__Problem to solve__.
Copy the records that follow exactly as written, but not their pictures.

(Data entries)

************

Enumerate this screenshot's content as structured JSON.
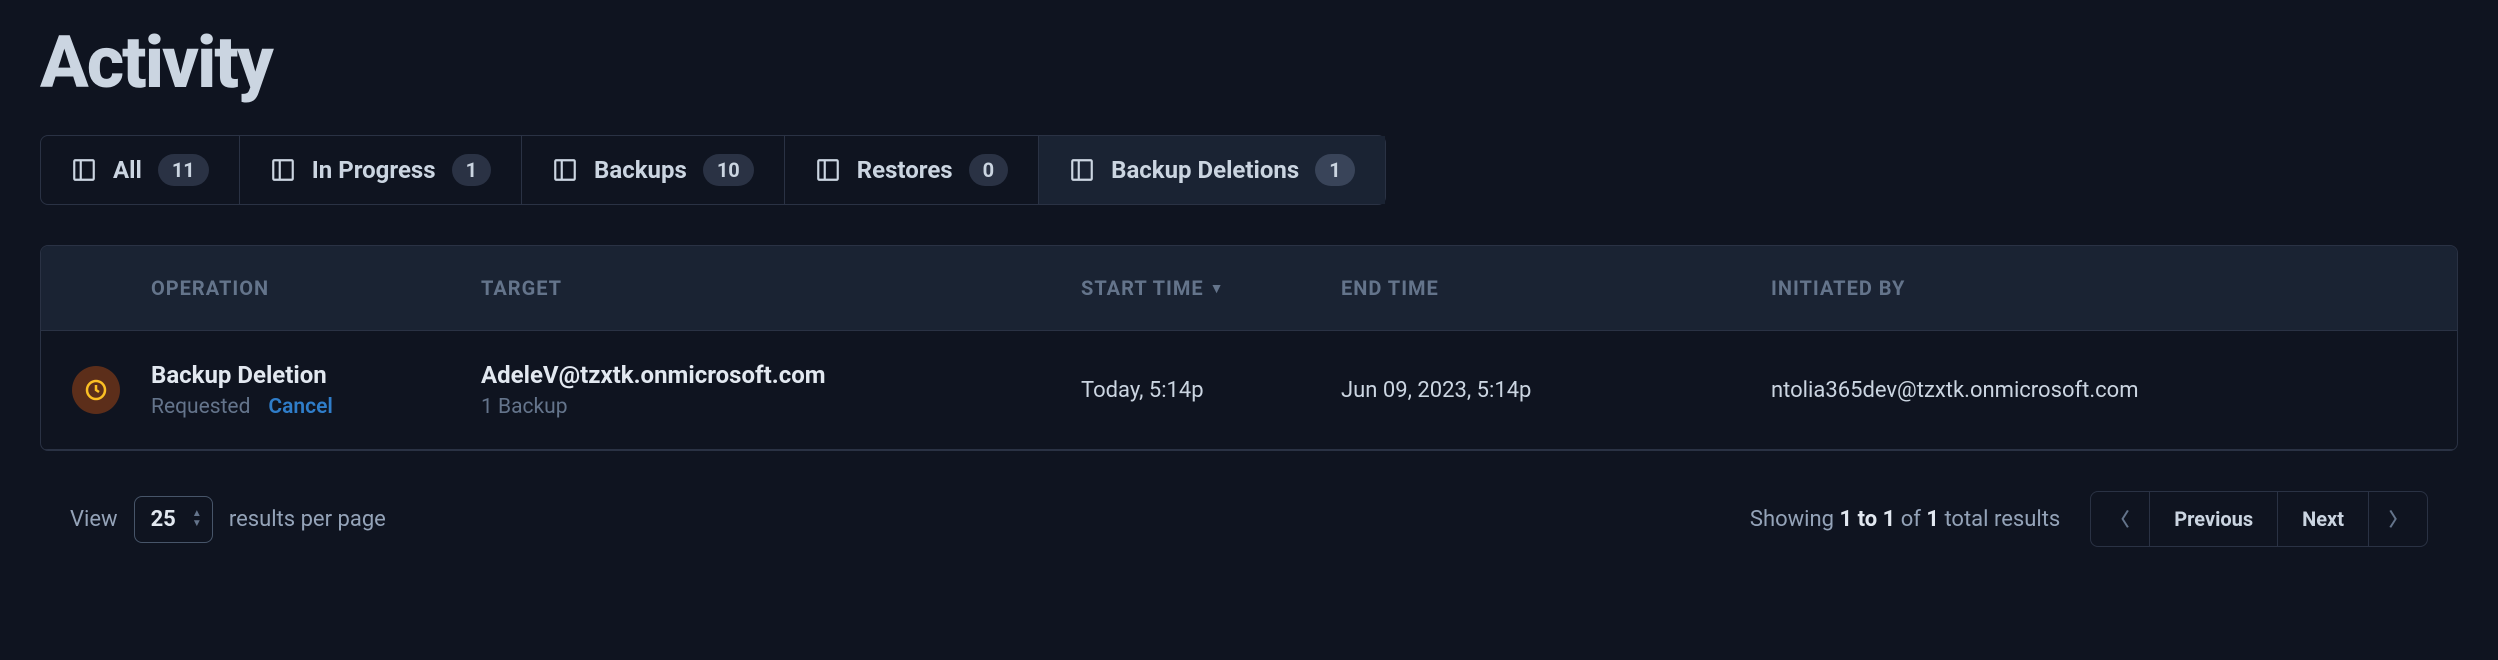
{
  "title": "Activity",
  "tabs": [
    {
      "label": "All",
      "count": "11"
    },
    {
      "label": "In Progress",
      "count": "1"
    },
    {
      "label": "Backups",
      "count": "10"
    },
    {
      "label": "Restores",
      "count": "0"
    },
    {
      "label": "Backup Deletions",
      "count": "1"
    }
  ],
  "headers": {
    "operation": "OPERATION",
    "target": "TARGET",
    "start_time": "START TIME",
    "end_time": "END TIME",
    "initiated_by": "INITIATED BY"
  },
  "row": {
    "operation_name": "Backup Deletion",
    "operation_status": "Requested",
    "cancel_label": "Cancel",
    "target_email": "AdeleV@tzxtk.onmicrosoft.com",
    "target_sub": "1 Backup",
    "start_time": "Today, 5:14p",
    "end_time": "Jun 09, 2023, 5:14p",
    "initiated_by": "ntolia365dev@tzxtk.onmicrosoft.com"
  },
  "footer": {
    "view_label": "View",
    "page_size": "25",
    "results_label": "results per page",
    "showing_prefix": "Showing ",
    "showing_range": "1 to 1",
    "showing_mid": " of ",
    "showing_total": "1",
    "showing_suffix": " total results",
    "prev_label": "Previous",
    "next_label": "Next"
  }
}
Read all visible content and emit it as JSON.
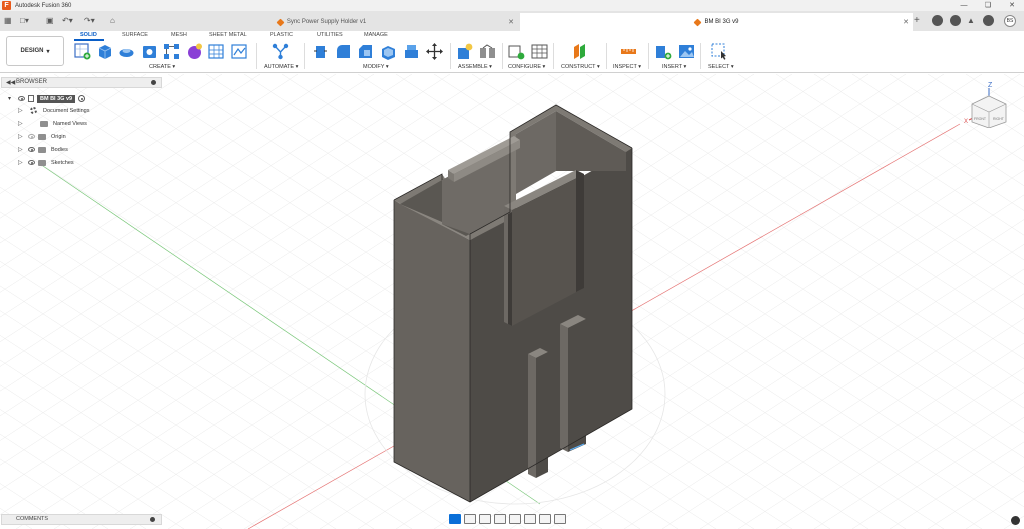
{
  "app": {
    "title": "Autodesk Fusion 360",
    "logo_letter": "F"
  },
  "tabs": [
    {
      "label": "Sync Power Supply Holder v1",
      "active": false
    },
    {
      "label": "BM BI 3G v9",
      "active": true
    }
  ],
  "user": {
    "initials": "BS"
  },
  "workspace": {
    "label": "DESIGN"
  },
  "ribbon_tabs": [
    "SOLID",
    "SURFACE",
    "MESH",
    "SHEET METAL",
    "PLASTIC",
    "UTILITIES",
    "MANAGE"
  ],
  "active_ribbon_tab": "SOLID",
  "groups": {
    "create": "CREATE",
    "automate": "AUTOMATE",
    "modify": "MODIFY",
    "assemble": "ASSEMBLE",
    "configure": "CONFIGURE",
    "construct": "CONSTRUCT",
    "inspect": "INSPECT",
    "insert": "INSERT",
    "select": "SELECT"
  },
  "browser": {
    "title": "BROWSER",
    "root": "BM BI 3G v9",
    "items": [
      {
        "label": "Document Settings",
        "icon": "gear-icon"
      },
      {
        "label": "Named Views",
        "icon": "folder-icon"
      },
      {
        "label": "Origin",
        "icon": "folder-icon",
        "eye_dimmed": true
      },
      {
        "label": "Bodies",
        "icon": "folder-icon"
      },
      {
        "label": "Sketches",
        "icon": "folder-icon"
      }
    ]
  },
  "comments": {
    "label": "COMMENTS"
  },
  "viewcube": {
    "z_label": "Z",
    "x_label": "X",
    "face_front": "FRONT",
    "face_right": "RIGHT"
  },
  "colors": {
    "accent": "#0a5ec7",
    "model_dark": "#4e4b47",
    "model_mid": "#67635e",
    "model_light": "#7e7a74",
    "axis_red": "#e57373",
    "axis_green": "#7ac77a",
    "brand": "#e8591a"
  }
}
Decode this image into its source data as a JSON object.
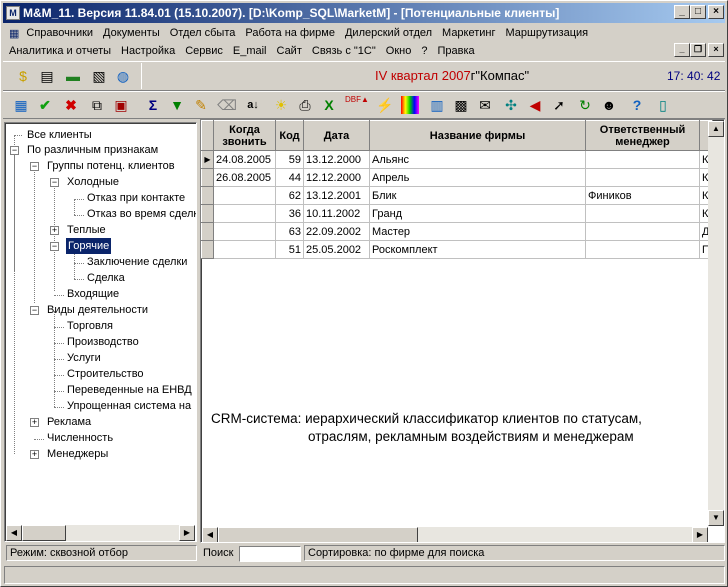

************

__Reply__.
Enumerate this screenshot's content as structured JSON.
{
  "title": "Activity",
  "tabs": [
    {
      "label": "All",
      "count": "11"
    },
    {
      "label": "In Progress",
      "count": "1"
    },
    {
      "label": "Backups",
      "count": "10"
    },
    {
      "label": "Restores",
      "count": "0"
    },
    {
      "label": "Backup Deletions",
      "count": "1"
    }
  ],
  "headers": {
    "operation": "OPERATION",
    "target": "TARGET",
    "start_time": "START TIME",
    "end_time": "END TIME",
    "initiated_by": "INITIATED BY"
  },
  "row": {
    "operation_name": "Backup Deletion",
    "operation_status": "Requested",
    "cancel_label": "Cancel",
    "target_email": "AdeleV@tzxtk.onmicrosoft.com",
    "target_sub": "1 Backup",
    "start_time": "Today, 5:14p",
    "end_time": "Jun 09, 2023, 5:14p",
    "initiated_by": "ntolia365dev@tzxtk.onmicrosoft.com"
  },
  "footer": {
    "view_label": "View",
    "page_size": "25",
    "results_label": "results per page",
    "showing_prefix": "Showing ",
    "showing_range": "1 to 1",
    "showing_mid": " of ",
    "showing_total": "1",
    "showing_suffix": " total results",
    "prev_label": "Previous",
    "next_label": "Next"
  }
}
Read all visible content and emit it as JSON.
{
  "app": {
    "title": "Autodesk Fusion 360",
    "logo_letter": "F"
  },
  "tabs": [
    {
      "label": "Sync Power Supply Holder v1",
      "active": false
    },
    {
      "label": "BM BI 3G v9",
      "active": true
    }
  ],
  "user": {
    "initials": "BS"
  },
  "workspace": {
    "label": "DESIGN"
  },
  "ribbon_tabs": [
    "SOLID",
    "SURFACE",
    "MESH",
    "SHEET METAL",
    "PLASTIC",
    "UTILITIES",
    "MANAGE"
  ],
  "active_ribbon_tab": "SOLID",
  "groups": {
    "create": "CREATE",
    "automate": "AUTOMATE",
    "modify": "MODIFY",
    "assemble": "ASSEMBLE",
    "configure": "CONFIGURE",
    "construct": "CONSTRUCT",
    "inspect": "INSPECT",
    "insert": "INSERT",
    "select": "SELECT"
  },
  "browser": {
    "title": "BROWSER",
    "root": "BM BI 3G v9",
    "items": [
      {
        "label": "Document Settings",
        "icon": "gear-icon"
      },
      {
        "label": "Named Views",
        "icon": "folder-icon"
      },
      {
        "label": "Origin",
        "icon": "folder-icon",
        "eye_dimmed": true
      },
      {
        "label": "Bodies",
        "icon": "folder-icon"
      },
      {
        "label": "Sketches",
        "icon": "folder-icon"
      }
    ]
  },
  "comments": {
    "label": "COMMENTS"
  },
  "viewcube": {
    "z_label": "Z",
    "x_label": "X",
    "face_front": "FRONT",
    "face_right": "RIGHT"
  },
  "colors": {
    "accent": "#0a5ec7",
    "model_dark": "#4e4b47",
    "model_mid": "#67635e",
    "model_light": "#7e7a74",
    "axis_red": "#e57373",
    "axis_green": "#7ac77a",
    "brand": "#e8591a"
  }
}
Decode this image into its source data as a JSON object.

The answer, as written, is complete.